Only the number is wanted: how many lines hold the word "content"?
## begin
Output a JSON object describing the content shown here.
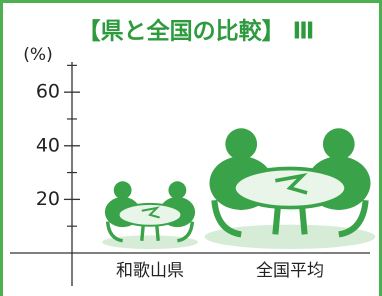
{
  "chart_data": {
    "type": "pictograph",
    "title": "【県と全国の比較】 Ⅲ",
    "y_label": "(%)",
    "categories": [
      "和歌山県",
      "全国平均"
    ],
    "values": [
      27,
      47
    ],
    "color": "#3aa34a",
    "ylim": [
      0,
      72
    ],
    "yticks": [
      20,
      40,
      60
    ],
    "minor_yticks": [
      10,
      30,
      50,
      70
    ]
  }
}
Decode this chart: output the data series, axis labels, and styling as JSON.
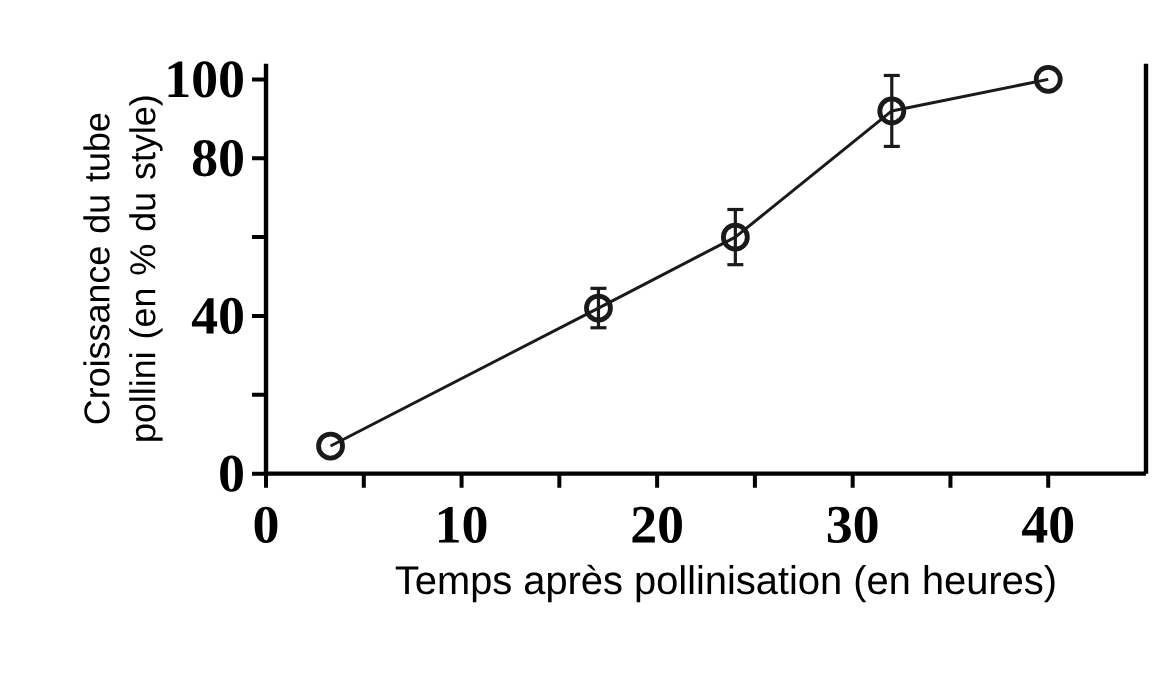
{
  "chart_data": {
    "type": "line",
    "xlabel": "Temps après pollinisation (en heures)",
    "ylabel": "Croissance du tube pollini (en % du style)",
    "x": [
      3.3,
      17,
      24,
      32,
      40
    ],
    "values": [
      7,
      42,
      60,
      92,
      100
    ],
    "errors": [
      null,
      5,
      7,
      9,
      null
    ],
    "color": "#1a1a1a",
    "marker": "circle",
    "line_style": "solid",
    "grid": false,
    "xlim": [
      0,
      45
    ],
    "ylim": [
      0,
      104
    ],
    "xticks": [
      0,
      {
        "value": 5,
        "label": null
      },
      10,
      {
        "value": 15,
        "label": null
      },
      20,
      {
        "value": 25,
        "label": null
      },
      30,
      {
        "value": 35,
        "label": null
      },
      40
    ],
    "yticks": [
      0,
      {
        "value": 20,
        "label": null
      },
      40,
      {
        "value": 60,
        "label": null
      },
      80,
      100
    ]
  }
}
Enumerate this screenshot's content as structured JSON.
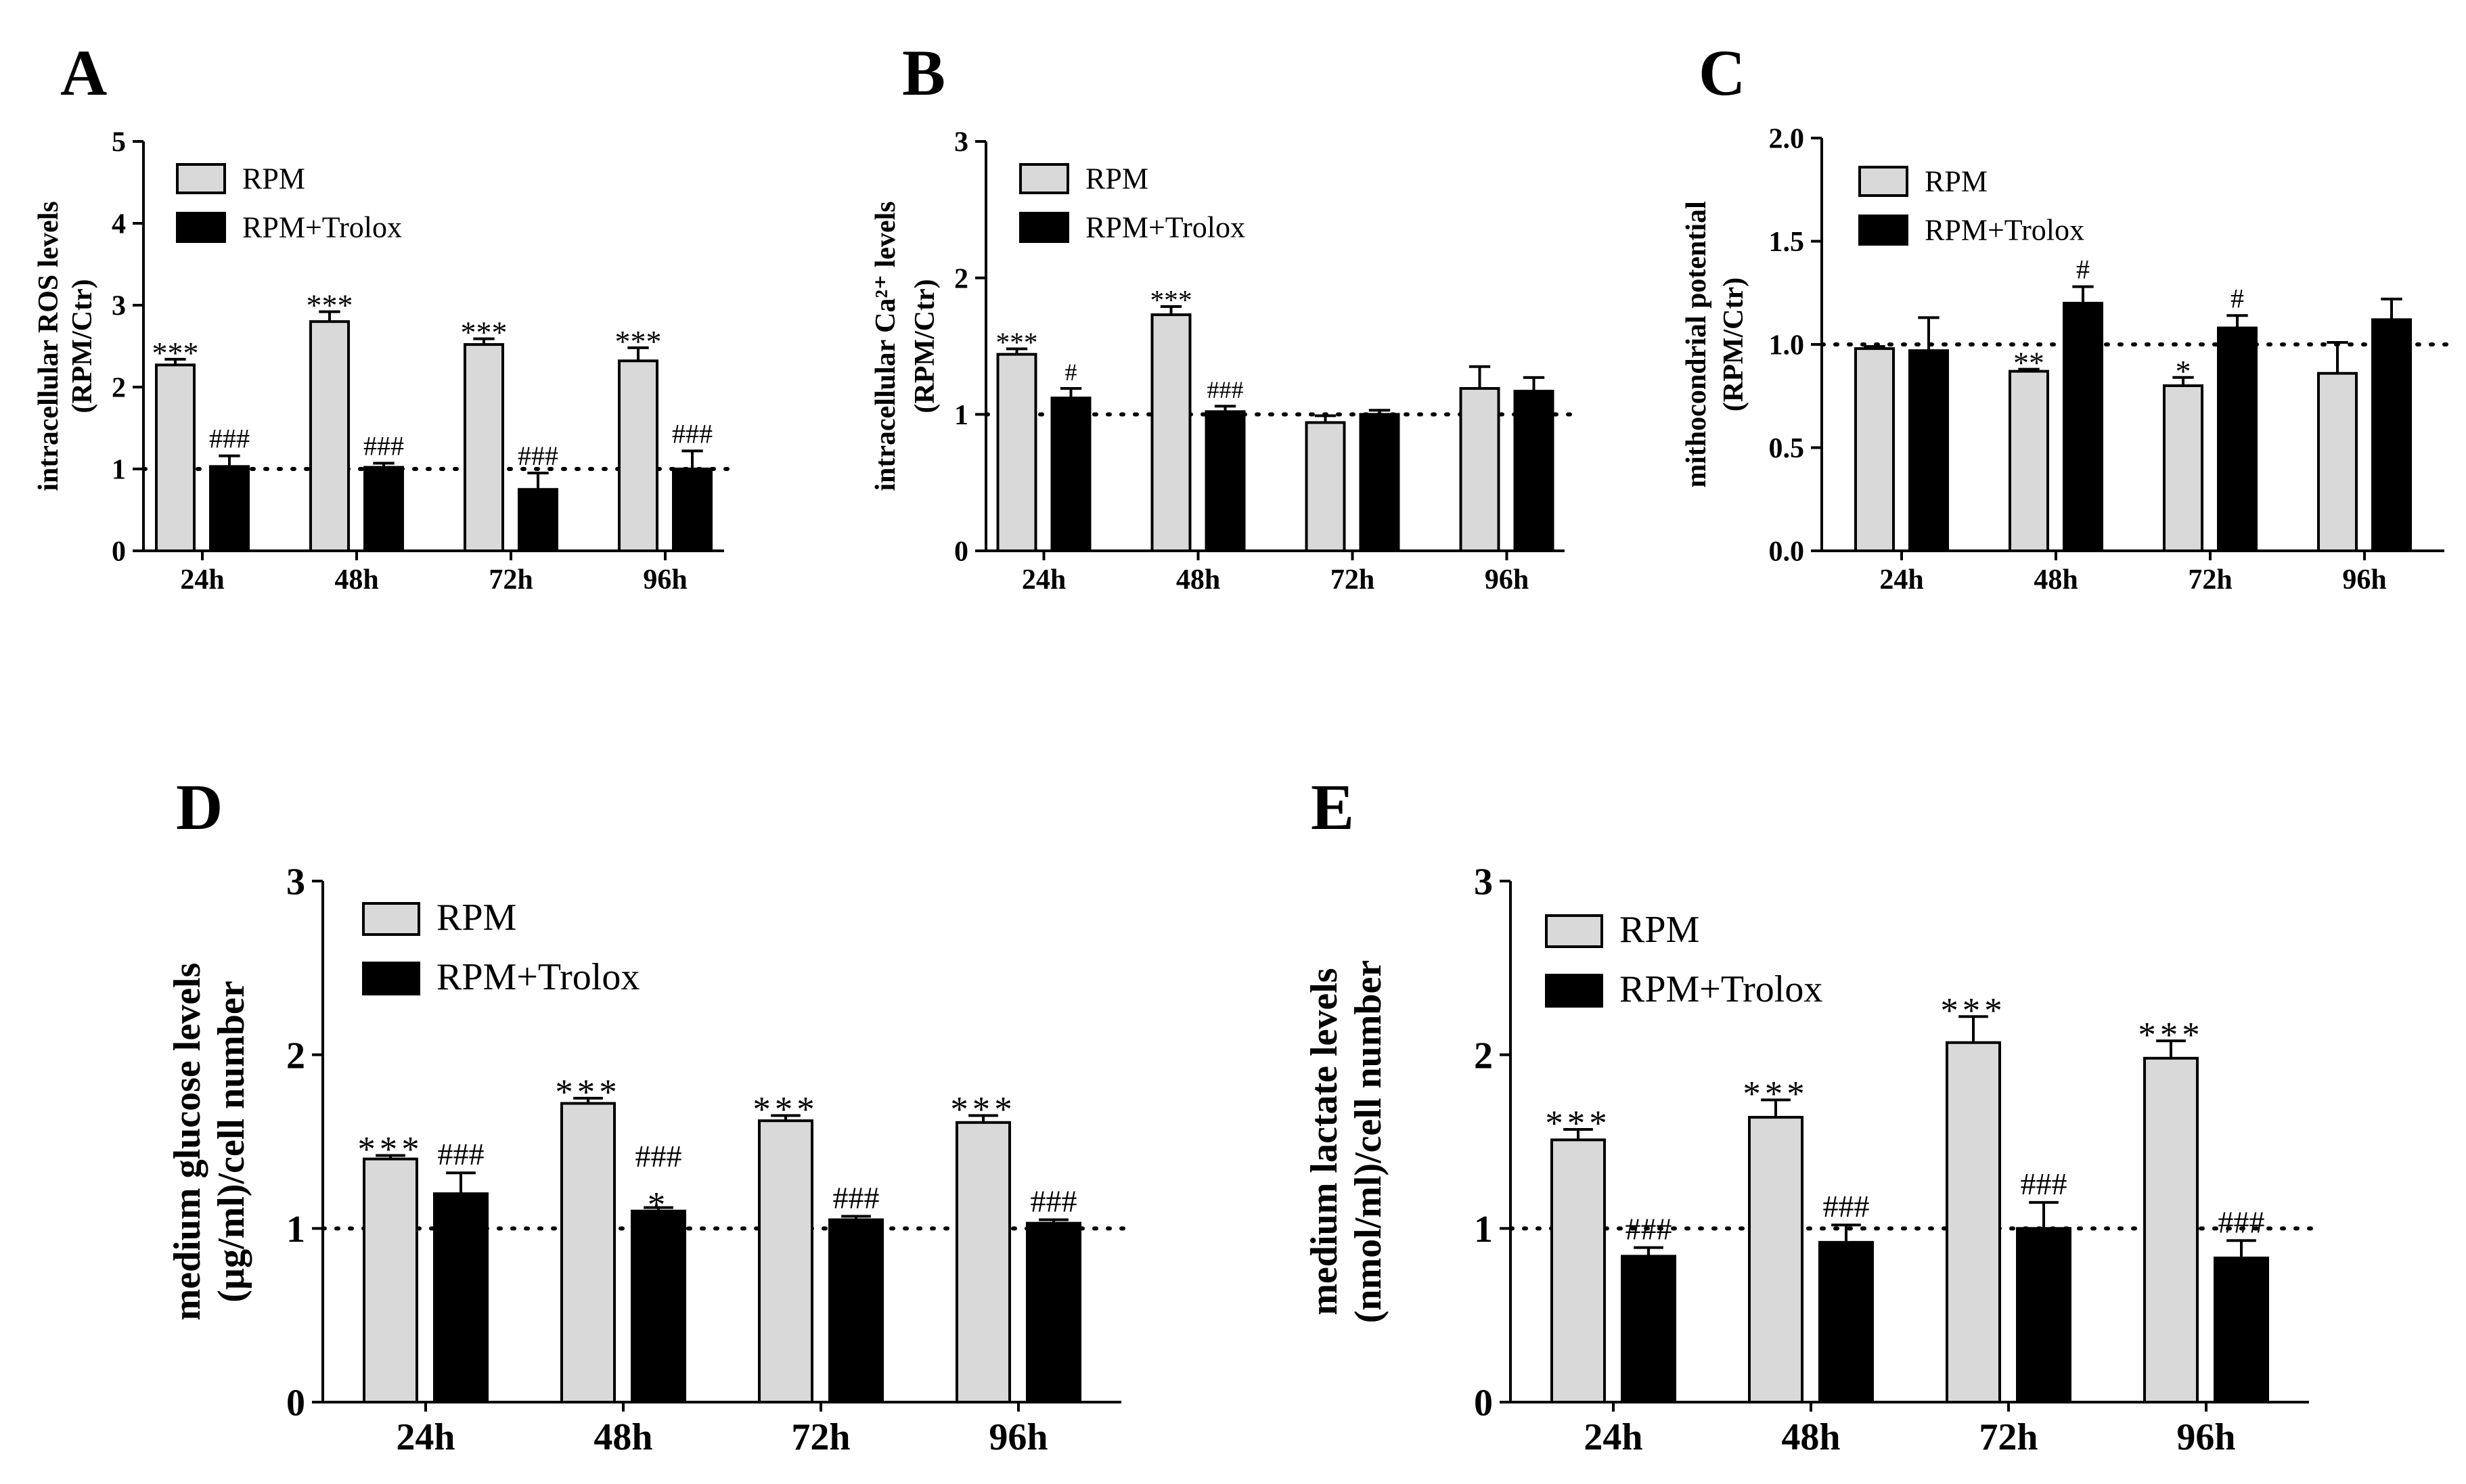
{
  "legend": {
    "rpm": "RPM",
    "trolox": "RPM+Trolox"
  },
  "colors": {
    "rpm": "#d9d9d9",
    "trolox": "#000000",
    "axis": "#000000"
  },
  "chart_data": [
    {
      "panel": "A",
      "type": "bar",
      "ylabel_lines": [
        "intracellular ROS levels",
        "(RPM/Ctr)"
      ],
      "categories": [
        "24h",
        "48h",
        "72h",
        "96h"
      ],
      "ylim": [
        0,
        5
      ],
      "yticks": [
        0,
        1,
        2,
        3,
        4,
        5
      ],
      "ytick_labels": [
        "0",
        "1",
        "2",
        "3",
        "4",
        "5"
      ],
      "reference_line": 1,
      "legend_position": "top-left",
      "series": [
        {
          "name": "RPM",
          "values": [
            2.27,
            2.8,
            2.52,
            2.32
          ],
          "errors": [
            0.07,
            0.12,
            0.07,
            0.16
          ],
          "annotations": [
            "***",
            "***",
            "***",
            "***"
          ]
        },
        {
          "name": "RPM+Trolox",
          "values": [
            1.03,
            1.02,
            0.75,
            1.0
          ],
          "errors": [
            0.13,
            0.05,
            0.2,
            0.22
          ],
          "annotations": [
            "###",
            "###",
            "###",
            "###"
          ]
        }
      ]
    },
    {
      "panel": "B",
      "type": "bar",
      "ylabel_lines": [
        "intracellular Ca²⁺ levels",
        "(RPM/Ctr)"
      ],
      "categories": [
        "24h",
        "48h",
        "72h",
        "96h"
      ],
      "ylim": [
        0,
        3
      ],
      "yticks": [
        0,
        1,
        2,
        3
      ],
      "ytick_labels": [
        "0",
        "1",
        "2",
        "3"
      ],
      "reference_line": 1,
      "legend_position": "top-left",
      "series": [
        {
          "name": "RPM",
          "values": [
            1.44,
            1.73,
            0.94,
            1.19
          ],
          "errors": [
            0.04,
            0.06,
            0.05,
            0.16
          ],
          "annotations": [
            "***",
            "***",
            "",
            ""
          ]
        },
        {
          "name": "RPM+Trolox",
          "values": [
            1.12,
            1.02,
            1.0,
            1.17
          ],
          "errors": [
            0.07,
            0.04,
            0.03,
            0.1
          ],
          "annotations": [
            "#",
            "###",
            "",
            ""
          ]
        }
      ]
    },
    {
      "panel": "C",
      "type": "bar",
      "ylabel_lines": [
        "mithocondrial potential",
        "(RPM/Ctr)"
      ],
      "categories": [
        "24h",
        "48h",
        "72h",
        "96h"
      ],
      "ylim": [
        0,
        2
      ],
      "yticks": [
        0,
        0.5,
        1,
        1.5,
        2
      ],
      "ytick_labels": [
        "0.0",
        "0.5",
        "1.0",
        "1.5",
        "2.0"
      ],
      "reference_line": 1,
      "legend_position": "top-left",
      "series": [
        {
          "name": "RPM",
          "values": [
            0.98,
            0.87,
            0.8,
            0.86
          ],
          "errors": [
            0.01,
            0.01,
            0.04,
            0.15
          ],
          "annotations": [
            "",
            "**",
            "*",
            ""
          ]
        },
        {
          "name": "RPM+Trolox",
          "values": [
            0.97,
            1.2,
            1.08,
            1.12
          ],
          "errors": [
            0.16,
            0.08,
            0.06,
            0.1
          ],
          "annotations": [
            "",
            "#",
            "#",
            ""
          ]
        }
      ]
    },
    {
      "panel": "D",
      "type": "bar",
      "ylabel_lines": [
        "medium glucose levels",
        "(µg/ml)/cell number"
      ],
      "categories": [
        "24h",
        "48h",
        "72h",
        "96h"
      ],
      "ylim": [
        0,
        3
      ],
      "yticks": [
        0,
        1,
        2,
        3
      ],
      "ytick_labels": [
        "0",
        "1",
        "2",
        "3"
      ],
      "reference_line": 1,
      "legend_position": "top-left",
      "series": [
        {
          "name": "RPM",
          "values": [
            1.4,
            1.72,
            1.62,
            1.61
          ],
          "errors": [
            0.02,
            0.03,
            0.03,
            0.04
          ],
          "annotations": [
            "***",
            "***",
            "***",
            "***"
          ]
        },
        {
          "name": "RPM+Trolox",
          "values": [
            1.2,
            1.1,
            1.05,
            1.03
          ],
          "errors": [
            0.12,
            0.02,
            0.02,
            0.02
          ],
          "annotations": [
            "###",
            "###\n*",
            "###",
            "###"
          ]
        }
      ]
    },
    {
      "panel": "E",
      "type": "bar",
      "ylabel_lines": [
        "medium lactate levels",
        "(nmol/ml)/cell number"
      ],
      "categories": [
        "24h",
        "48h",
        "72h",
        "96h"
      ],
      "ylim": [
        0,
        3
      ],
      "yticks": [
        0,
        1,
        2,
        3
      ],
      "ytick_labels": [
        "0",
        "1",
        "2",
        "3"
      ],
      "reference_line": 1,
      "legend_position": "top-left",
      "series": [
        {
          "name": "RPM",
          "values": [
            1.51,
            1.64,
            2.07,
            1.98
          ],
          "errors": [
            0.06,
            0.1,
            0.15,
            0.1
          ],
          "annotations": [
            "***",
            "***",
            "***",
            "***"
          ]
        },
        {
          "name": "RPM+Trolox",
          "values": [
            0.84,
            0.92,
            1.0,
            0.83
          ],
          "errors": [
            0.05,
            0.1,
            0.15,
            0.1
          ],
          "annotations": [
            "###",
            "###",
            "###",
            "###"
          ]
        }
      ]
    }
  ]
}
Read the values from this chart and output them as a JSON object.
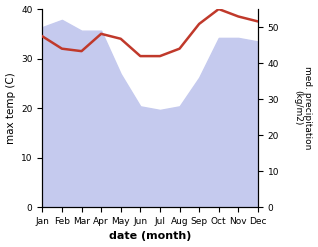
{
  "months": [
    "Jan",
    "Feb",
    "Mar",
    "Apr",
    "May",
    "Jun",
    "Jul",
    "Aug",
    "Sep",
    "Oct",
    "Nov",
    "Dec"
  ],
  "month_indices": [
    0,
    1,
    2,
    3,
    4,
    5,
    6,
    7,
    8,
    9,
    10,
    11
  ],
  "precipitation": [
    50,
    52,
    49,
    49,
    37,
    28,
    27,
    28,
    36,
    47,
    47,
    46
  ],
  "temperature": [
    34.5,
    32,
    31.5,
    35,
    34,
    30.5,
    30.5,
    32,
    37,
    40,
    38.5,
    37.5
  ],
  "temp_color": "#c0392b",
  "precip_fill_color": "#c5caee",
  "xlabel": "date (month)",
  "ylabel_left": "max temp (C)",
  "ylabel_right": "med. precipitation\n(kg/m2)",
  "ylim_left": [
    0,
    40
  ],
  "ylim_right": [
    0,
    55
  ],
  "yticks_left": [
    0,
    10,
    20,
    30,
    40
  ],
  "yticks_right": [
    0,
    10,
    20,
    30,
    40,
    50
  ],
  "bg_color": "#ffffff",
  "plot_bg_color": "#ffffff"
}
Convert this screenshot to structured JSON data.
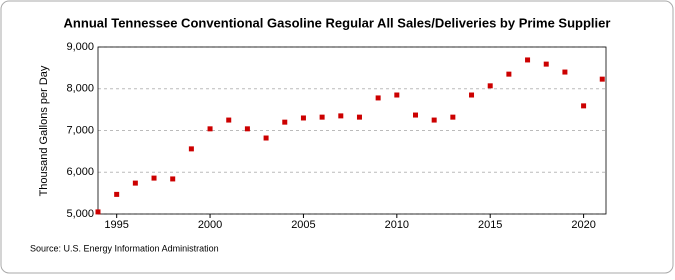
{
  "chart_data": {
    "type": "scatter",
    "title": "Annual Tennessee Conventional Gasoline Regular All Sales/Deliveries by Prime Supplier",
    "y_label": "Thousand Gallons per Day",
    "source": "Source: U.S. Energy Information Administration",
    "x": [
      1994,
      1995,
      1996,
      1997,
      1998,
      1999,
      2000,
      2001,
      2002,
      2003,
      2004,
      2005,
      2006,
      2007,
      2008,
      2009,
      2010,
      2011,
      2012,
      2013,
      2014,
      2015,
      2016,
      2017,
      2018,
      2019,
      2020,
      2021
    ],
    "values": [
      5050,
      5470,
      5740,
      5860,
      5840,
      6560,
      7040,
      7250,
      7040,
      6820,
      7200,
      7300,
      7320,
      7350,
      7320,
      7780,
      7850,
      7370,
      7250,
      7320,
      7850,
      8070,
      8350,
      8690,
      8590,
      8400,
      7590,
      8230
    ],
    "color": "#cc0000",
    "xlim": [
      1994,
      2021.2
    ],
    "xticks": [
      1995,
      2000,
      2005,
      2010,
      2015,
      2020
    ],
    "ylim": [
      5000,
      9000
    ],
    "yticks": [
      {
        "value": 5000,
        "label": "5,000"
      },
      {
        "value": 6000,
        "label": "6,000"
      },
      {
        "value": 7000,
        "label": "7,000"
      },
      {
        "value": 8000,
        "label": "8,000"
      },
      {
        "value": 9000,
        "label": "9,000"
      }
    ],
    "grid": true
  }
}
## end
§ EXERCISE RESULT:
2